* BEGIN *
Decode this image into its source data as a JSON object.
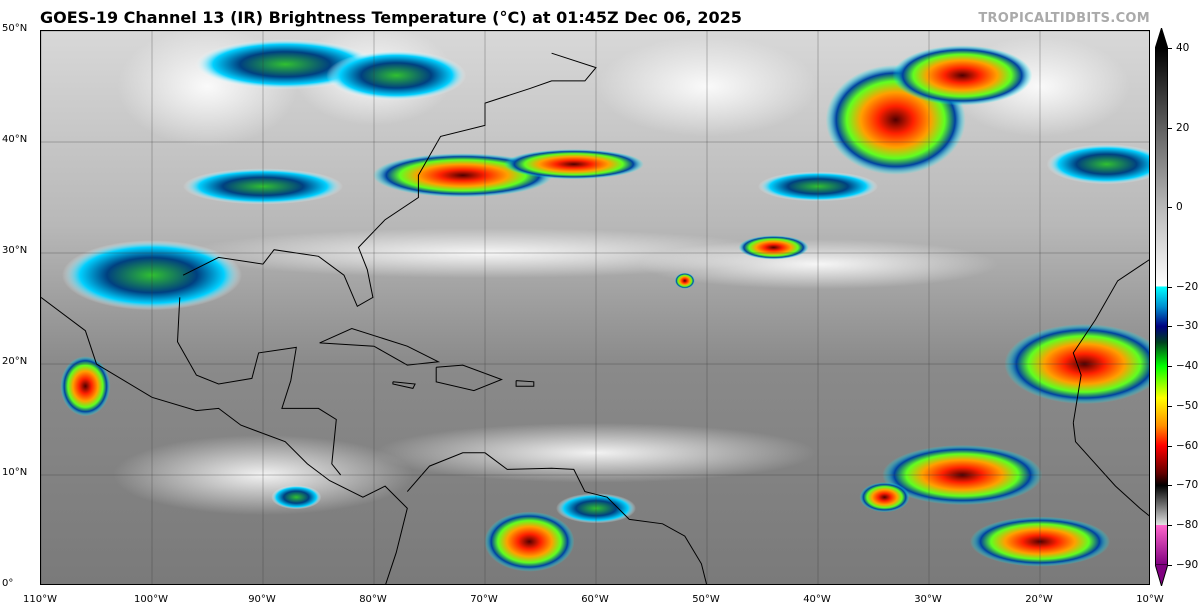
{
  "title": "GOES-19 Channel 13 (IR) Brightness Temperature (°C) at 01:45Z Dec 06, 2025",
  "credit": "TROPICALTIDBITS.COM",
  "map": {
    "lon_range": [
      -110,
      -10
    ],
    "lat_range": [
      0,
      50
    ],
    "lat_labels": [
      "0°",
      "10°N",
      "20°N",
      "30°N",
      "40°N",
      "50°N"
    ],
    "lon_labels": [
      "110°W",
      "100°W",
      "90°W",
      "80°W",
      "70°W",
      "60°W",
      "50°W",
      "40°W",
      "30°W",
      "20°W",
      "10°W"
    ]
  },
  "colorbar": {
    "range": [
      -90,
      40
    ],
    "ticks": [
      "40",
      "20",
      "0",
      "−20",
      "−30",
      "−40",
      "−50",
      "−60",
      "−70",
      "−80",
      "−90"
    ],
    "tick_values": [
      40,
      20,
      0,
      -20,
      -30,
      -40,
      -50,
      -60,
      -70,
      -80,
      -90
    ],
    "colors": {
      "warm": "#000000",
      "cold_cyan": "#00ffff",
      "navy": "#000080",
      "green": "#00ff00",
      "yellow": "#ffff00",
      "red": "#ff0000",
      "pink": "#ff66cc",
      "purple": "#800080"
    }
  }
}
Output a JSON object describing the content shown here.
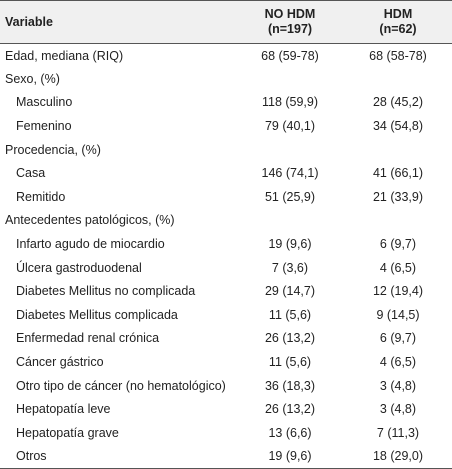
{
  "header": {
    "variable": "Variable",
    "col1_name": "NO HDM",
    "col1_n": "(n=197)",
    "col2_name": "HDM",
    "col2_n": "(n=62)"
  },
  "rows": [
    {
      "label": "Edad, mediana (RIQ)",
      "a": "68 (59-78)",
      "b": "68 (58-78)"
    },
    {
      "label": "Sexo, (%)",
      "a": "",
      "b": ""
    },
    {
      "label": "Masculino",
      "a": "118 (59,9)",
      "b": "28 (45,2)"
    },
    {
      "label": "Femenino",
      "a": "79 (40,1)",
      "b": "34 (54,8)"
    },
    {
      "label": "Procedencia, (%)",
      "a": "",
      "b": ""
    },
    {
      "label": "Casa",
      "a": "146 (74,1)",
      "b": "41 (66,1)"
    },
    {
      "label": "Remitido",
      "a": "51 (25,9)",
      "b": "21 (33,9)"
    },
    {
      "label": "Antecedentes patológicos, (%)",
      "a": "",
      "b": ""
    },
    {
      "label": "Infarto agudo de miocardio",
      "a": "19 (9,6)",
      "b": "6 (9,7)"
    },
    {
      "label": "Úlcera gastroduodenal",
      "a": "7 (3,6)",
      "b": "4 (6,5)"
    },
    {
      "label": "Diabetes Mellitus no complicada",
      "a": "29 (14,7)",
      "b": "12 (19,4)"
    },
    {
      "label": "Diabetes Mellitus complicada",
      "a": "11 (5,6)",
      "b": "9 (14,5)"
    },
    {
      "label": "Enfermedad renal crónica",
      "a": "26 (13,2)",
      "b": "6 (9,7)"
    },
    {
      "label": "Cáncer gástrico",
      "a": "11 (5,6)",
      "b": "4 (6,5)"
    },
    {
      "label": "Otro tipo de cáncer (no hematológico)",
      "a": "36 (18,3)",
      "b": "3 (4,8)"
    },
    {
      "label": "Hepatopatía leve",
      "a": "26 (13,2)",
      "b": "3 (4,8)"
    },
    {
      "label": "Hepatopatía grave",
      "a": "13 (6,6)",
      "b": "7 (11,3)"
    },
    {
      "label": "Otros",
      "a": "19 (9,6)",
      "b": "18 (29,0)"
    }
  ]
}
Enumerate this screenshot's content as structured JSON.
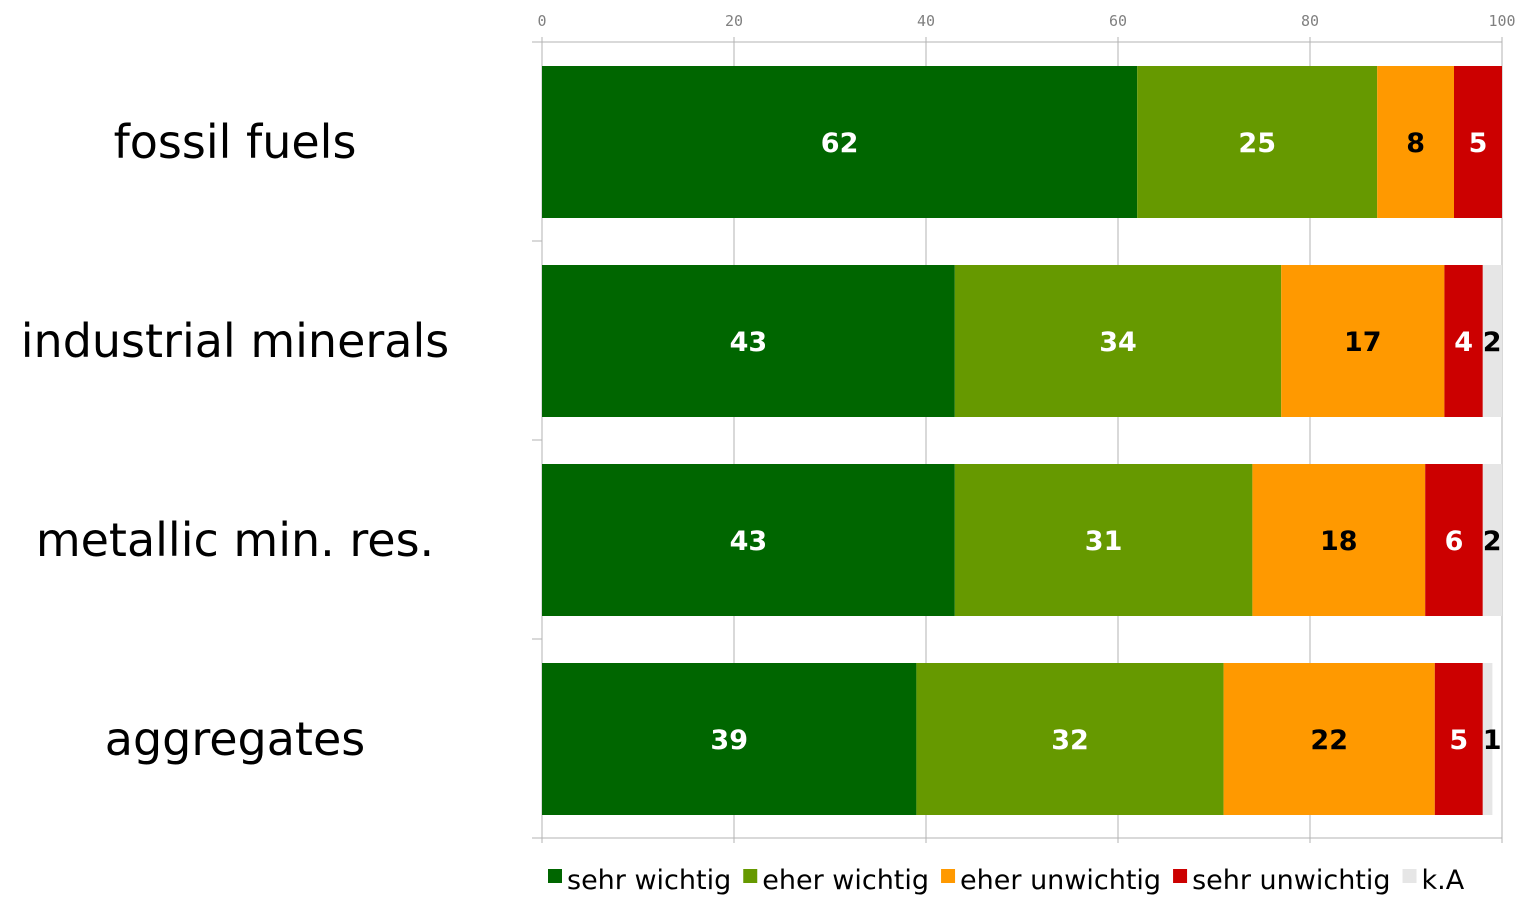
* END *
Gather each line from the entries above that includes the word "Mellitus".

▶ [Correct answer]
      "label": "Diabetes Mellitus no complicada",
      "label": "Diabetes Mellitus complicada",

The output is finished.